Write all the records out again, replacing every "x-tick-label" with "x-axis-tick" and keeping everything else the same. Omit the pictures.

# Start of Listed entries

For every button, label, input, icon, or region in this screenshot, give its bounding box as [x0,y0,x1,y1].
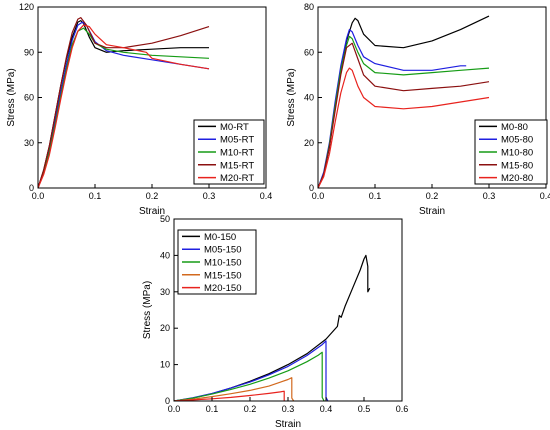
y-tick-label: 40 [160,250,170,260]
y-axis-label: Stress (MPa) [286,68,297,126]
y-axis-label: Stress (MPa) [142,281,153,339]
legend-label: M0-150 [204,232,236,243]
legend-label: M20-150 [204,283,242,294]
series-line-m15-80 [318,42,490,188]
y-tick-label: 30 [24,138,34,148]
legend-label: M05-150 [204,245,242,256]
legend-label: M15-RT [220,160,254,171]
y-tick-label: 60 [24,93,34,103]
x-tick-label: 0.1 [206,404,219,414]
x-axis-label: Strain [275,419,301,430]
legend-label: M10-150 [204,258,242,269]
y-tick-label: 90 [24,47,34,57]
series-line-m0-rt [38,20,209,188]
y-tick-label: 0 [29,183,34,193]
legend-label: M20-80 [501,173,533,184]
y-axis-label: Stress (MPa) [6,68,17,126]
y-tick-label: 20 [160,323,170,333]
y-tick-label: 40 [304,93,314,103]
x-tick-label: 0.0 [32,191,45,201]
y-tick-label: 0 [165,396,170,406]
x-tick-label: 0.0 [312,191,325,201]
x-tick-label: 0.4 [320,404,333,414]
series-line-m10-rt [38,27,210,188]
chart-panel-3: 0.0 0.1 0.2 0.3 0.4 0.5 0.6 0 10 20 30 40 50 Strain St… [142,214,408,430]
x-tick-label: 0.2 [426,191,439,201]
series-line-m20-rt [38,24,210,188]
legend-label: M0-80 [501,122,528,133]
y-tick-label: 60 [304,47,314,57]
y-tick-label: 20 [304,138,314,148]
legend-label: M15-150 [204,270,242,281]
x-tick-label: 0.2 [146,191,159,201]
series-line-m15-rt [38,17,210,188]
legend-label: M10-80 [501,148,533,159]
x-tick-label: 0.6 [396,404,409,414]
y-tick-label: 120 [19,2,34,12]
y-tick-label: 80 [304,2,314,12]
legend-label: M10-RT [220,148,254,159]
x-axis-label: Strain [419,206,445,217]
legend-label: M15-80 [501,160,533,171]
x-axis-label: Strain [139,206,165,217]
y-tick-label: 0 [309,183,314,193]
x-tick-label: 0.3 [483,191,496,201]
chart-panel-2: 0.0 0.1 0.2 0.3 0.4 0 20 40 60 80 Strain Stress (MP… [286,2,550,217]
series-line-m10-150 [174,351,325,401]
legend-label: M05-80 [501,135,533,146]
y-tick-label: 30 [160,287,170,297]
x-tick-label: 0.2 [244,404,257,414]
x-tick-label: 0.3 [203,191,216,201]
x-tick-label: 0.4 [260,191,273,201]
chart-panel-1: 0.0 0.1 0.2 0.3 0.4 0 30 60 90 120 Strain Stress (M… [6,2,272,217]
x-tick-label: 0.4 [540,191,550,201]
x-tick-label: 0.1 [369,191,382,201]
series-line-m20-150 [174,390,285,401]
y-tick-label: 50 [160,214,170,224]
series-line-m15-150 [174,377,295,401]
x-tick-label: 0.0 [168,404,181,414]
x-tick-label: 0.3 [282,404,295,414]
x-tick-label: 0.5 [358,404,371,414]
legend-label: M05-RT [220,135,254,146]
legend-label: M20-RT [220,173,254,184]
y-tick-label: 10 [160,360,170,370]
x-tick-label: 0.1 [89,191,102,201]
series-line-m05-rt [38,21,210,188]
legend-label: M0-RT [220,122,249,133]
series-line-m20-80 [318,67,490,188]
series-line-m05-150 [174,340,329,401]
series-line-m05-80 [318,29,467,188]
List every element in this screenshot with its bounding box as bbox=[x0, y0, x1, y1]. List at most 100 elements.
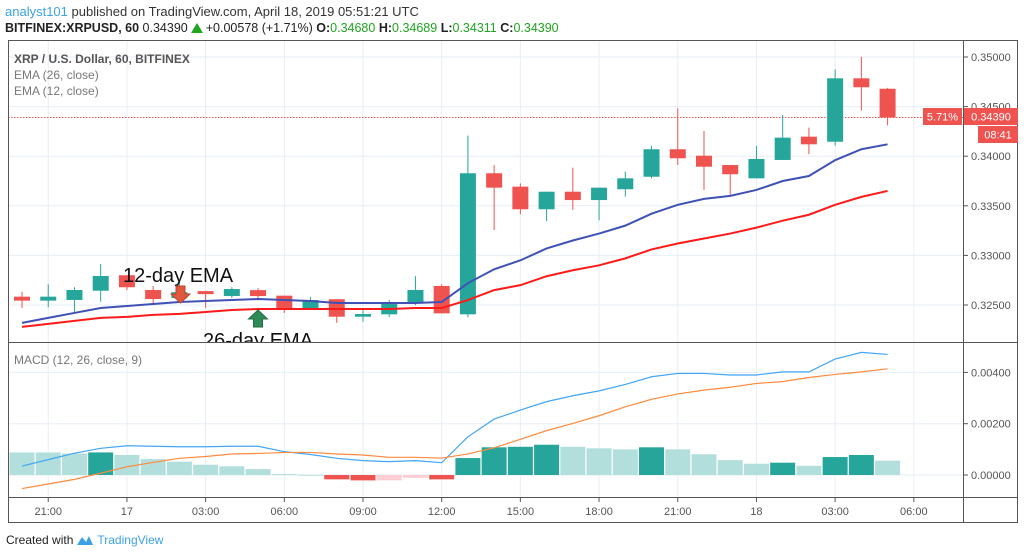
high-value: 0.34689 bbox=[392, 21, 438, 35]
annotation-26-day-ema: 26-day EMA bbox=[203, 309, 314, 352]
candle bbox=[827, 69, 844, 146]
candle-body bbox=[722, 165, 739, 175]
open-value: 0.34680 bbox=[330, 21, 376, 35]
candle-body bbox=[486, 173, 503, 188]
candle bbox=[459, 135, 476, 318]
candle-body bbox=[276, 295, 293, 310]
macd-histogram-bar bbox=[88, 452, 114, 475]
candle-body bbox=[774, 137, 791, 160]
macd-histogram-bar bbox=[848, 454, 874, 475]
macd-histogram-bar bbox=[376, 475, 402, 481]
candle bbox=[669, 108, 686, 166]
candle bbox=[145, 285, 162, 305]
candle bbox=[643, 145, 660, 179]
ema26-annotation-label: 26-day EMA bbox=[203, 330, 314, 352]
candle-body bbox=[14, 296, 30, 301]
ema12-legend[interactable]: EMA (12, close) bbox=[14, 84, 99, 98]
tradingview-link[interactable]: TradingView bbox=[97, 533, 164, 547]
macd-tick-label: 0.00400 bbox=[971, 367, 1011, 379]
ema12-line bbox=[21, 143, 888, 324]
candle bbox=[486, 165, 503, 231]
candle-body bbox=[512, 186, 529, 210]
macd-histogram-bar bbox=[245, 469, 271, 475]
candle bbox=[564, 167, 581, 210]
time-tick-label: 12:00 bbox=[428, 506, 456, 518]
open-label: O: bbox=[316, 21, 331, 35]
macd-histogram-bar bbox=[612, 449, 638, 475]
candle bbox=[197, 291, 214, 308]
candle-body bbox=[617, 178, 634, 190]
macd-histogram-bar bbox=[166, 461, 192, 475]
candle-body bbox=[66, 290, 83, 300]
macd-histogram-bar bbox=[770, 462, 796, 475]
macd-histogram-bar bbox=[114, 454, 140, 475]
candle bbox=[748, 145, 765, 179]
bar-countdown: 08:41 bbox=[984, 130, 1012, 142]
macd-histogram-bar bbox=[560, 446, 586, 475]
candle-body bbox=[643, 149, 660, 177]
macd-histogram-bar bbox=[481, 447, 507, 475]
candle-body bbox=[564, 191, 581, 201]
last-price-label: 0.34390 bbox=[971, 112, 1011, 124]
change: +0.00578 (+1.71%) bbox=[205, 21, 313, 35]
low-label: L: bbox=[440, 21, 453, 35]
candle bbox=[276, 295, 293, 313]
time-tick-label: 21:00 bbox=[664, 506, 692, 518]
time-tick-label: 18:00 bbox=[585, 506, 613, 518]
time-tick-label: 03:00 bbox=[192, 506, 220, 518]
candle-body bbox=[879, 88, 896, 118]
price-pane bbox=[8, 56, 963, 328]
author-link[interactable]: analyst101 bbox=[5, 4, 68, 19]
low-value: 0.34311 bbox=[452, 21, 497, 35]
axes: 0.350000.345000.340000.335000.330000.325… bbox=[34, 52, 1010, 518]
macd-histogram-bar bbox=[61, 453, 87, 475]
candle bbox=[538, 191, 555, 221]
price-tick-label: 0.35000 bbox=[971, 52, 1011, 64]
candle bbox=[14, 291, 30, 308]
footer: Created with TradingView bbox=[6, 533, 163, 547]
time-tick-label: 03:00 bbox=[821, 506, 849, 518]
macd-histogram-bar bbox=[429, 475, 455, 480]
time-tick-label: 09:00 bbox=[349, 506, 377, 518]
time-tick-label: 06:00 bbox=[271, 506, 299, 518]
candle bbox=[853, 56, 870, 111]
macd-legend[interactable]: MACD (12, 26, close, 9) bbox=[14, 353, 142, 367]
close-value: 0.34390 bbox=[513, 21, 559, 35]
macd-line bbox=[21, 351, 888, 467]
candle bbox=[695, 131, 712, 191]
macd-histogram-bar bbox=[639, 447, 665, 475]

# End of Listed entries

_Response_:
For every button, label, input, icon, or region in this screenshot, give its bounding box as [x0,y0,x1,y1].
y-tick-label: 40 [160,250,170,260]
y-axis-label: Stress (MPa) [286,68,297,126]
y-axis-label: Stress (MPa) [142,281,153,339]
legend-label: M0-150 [204,232,236,243]
legend-label: M20-150 [204,283,242,294]
series-line-m15-80 [318,42,490,188]
y-tick-label: 30 [24,138,34,148]
legend-label: M05-150 [204,245,242,256]
legend-label: M15-RT [220,160,254,171]
y-tick-label: 60 [24,93,34,103]
x-axis-tick: 0.1 [206,404,219,414]
x-axis-label: Strain [275,419,301,430]
legend-label: M10-150 [204,258,242,269]
y-tick-label: 90 [24,47,34,57]
series-line-m0-rt [38,20,209,188]
y-tick-label: 0 [29,183,34,193]
legend-label: M20-80 [501,173,533,184]
y-axis-label: Stress (MPa) [6,68,17,126]
y-tick-label: 20 [160,323,170,333]
y-tick-label: 40 [304,93,314,103]
x-axis-tick: 0.0 [32,191,45,201]
y-tick-label: 0 [165,396,170,406]
x-axis-tick: 0.0 [312,191,325,201]
x-axis-tick: 0.4 [320,404,333,414]
series-line-m10-rt [38,27,210,188]
chart-panel-3: 0.0 0.1 0.2 0.3 0.4 0.5 0.6 0 10 20 30 40 50 Strain St… [142,214,408,430]
x-axis-tick: 0.2 [426,191,439,201]
series-line-m20-rt [38,24,210,188]
legend-label: M0-80 [501,122,528,133]
y-tick-label: 60 [304,47,314,57]
y-tick-label: 20 [304,138,314,148]
legend-label: M15-150 [204,270,242,281]
x-axis-tick: 0.2 [146,191,159,201]
series-line-m15-rt [38,17,210,188]
legend-label: M10-80 [501,148,533,159]
x-axis-tick: 0.6 [396,404,409,414]
y-tick-label: 120 [19,2,34,12]
y-tick-label: 80 [304,2,314,12]
legend-label: M10-RT [220,148,254,159]
x-axis-label: Strain [419,206,445,217]
legend-label: M15-80 [501,160,533,171]
x-axis-label: Strain [139,206,165,217]
y-tick-label: 0 [309,183,314,193]
x-axis-tick: 0.3 [483,191,496,201]
chart-panel-2: 0.0 0.1 0.2 0.3 0.4 0 20 40 60 80 Strain Stress (MP… [286,2,550,217]
series-line-m10-150 [174,351,325,401]
legend-label: M05-80 [501,135,533,146]
y-tick-label: 30 [160,287,170,297]
x-axis-tick: 0.2 [244,404,257,414]
x-axis-tick: 0.3 [203,191,216,201]
x-axis-tick: 0.4 [260,191,273,201]
chart-panel-1: 0.0 0.1 0.2 0.3 0.4 0 30 60 90 120 Strain Stress (M… [6,2,272,217]
x-axis-tick: 0.4 [540,191,550,201]
x-axis-tick: 0.1 [369,191,382,201]
series-line-m20-150 [174,390,285,401]
y-tick-label: 50 [160,214,170,224]
series-line-m15-150 [174,377,295,401]
x-axis-tick: 0.0 [168,404,181,414]
x-axis-tick: 0.3 [282,404,295,414]
x-axis-tick: 0.5 [358,404,371,414]
legend-label: M05-RT [220,135,254,146]
legend-label: M20-RT [220,173,254,184]
y-tick-label: 10 [160,360,170,370]
x-axis-tick: 0.1 [89,191,102,201]
series-line-m05-rt [38,21,210,188]
legend-label: M0-RT [220,122,249,133]
series-line-m20-80 [318,67,490,188]
series-line-m05-150 [174,340,329,401]
series-line-m05-80 [318,29,467,188]
List every element in this screenshot with its bounding box as bbox=[x0, y0, x1, y1]. List at most 100 elements.
high-value: 0.34689 bbox=[392, 21, 438, 35]
annotation-26-day-ema: 26-day EMA bbox=[203, 309, 314, 352]
candle bbox=[827, 69, 844, 146]
candle-body bbox=[722, 165, 739, 175]
open-value: 0.34680 bbox=[330, 21, 376, 35]
candle-body bbox=[486, 173, 503, 188]
candle bbox=[459, 135, 476, 318]
candle-body bbox=[276, 295, 293, 310]
macd-histogram-bar bbox=[88, 452, 114, 475]
candle-body bbox=[774, 137, 791, 160]
macd-histogram-bar bbox=[848, 454, 874, 475]
macd-histogram-bar bbox=[376, 475, 402, 481]
candle bbox=[669, 108, 686, 166]
candle bbox=[145, 285, 162, 305]
candle bbox=[643, 145, 660, 179]
ema26-annotation-label: 26-day EMA bbox=[203, 330, 314, 352]
candle-body bbox=[14, 296, 30, 301]
ema12-legend[interactable]: EMA (12, close) bbox=[14, 84, 99, 98]
tradingview-link[interactable]: TradingView bbox=[97, 533, 164, 547]
macd-tick-label: 0.00400 bbox=[971, 367, 1011, 379]
ema12-line bbox=[21, 143, 888, 324]
candle bbox=[486, 165, 503, 231]
candle-body bbox=[512, 186, 529, 210]
macd-histogram-bar bbox=[245, 469, 271, 475]
candle bbox=[564, 167, 581, 210]
time-tick-label: 12:00 bbox=[428, 506, 456, 518]
open-label: O: bbox=[316, 21, 331, 35]
macd-histogram-bar bbox=[612, 449, 638, 475]
candle bbox=[197, 291, 214, 308]
candle-body bbox=[617, 178, 634, 190]
macd-histogram-bar bbox=[166, 461, 192, 475]
candle-body bbox=[66, 290, 83, 300]
macd-histogram-bar bbox=[770, 462, 796, 475]
macd-histogram-bar bbox=[114, 454, 140, 475]
candle bbox=[748, 145, 765, 179]
bar-countdown: 08:41 bbox=[984, 130, 1012, 142]
macd-histogram-bar bbox=[560, 446, 586, 475]
candle-body bbox=[643, 149, 660, 177]
macd-histogram-bar bbox=[481, 447, 507, 475]
candle-body bbox=[564, 191, 581, 201]
last-price-label: 0.34390 bbox=[971, 112, 1011, 124]
change: +0.00578 (+1.71%) bbox=[205, 21, 313, 35]
low-label: L: bbox=[440, 21, 453, 35]
candle bbox=[276, 295, 293, 313]
time-tick-label: 21:00 bbox=[664, 506, 692, 518]
time-tick-label: 18:00 bbox=[585, 506, 613, 518]
time-tick-label: 03:00 bbox=[192, 506, 220, 518]
candle-body bbox=[879, 88, 896, 118]
price-pane bbox=[8, 56, 963, 328]
author-link[interactable]: analyst101 bbox=[5, 4, 68, 19]
low-value: 0.34311 bbox=[452, 21, 497, 35]
axes: 0.350000.345000.340000.335000.330000.325… bbox=[34, 52, 1010, 518]
macd-histogram-bar bbox=[61, 453, 87, 475]
candle bbox=[538, 191, 555, 221]
price-tick-label: 0.35000 bbox=[971, 52, 1011, 64]
candle bbox=[14, 291, 30, 308]
footer: Created with TradingView bbox=[6, 533, 163, 547]
time-tick-label: 03:00 bbox=[821, 506, 849, 518]
macd-histogram-bar bbox=[429, 475, 455, 480]
time-tick-label: 09:00 bbox=[349, 506, 377, 518]
time-tick-label: 06:00 bbox=[271, 506, 299, 518]
candle bbox=[853, 56, 870, 111]
macd-legend[interactable]: MACD (12, 26, close, 9) bbox=[14, 353, 142, 367]
close-value: 0.34390 bbox=[513, 21, 559, 35]
macd-line bbox=[21, 351, 888, 467]
candle bbox=[695, 131, 712, 191]
macd-histogram-bar bbox=[639, 447, 665, 475]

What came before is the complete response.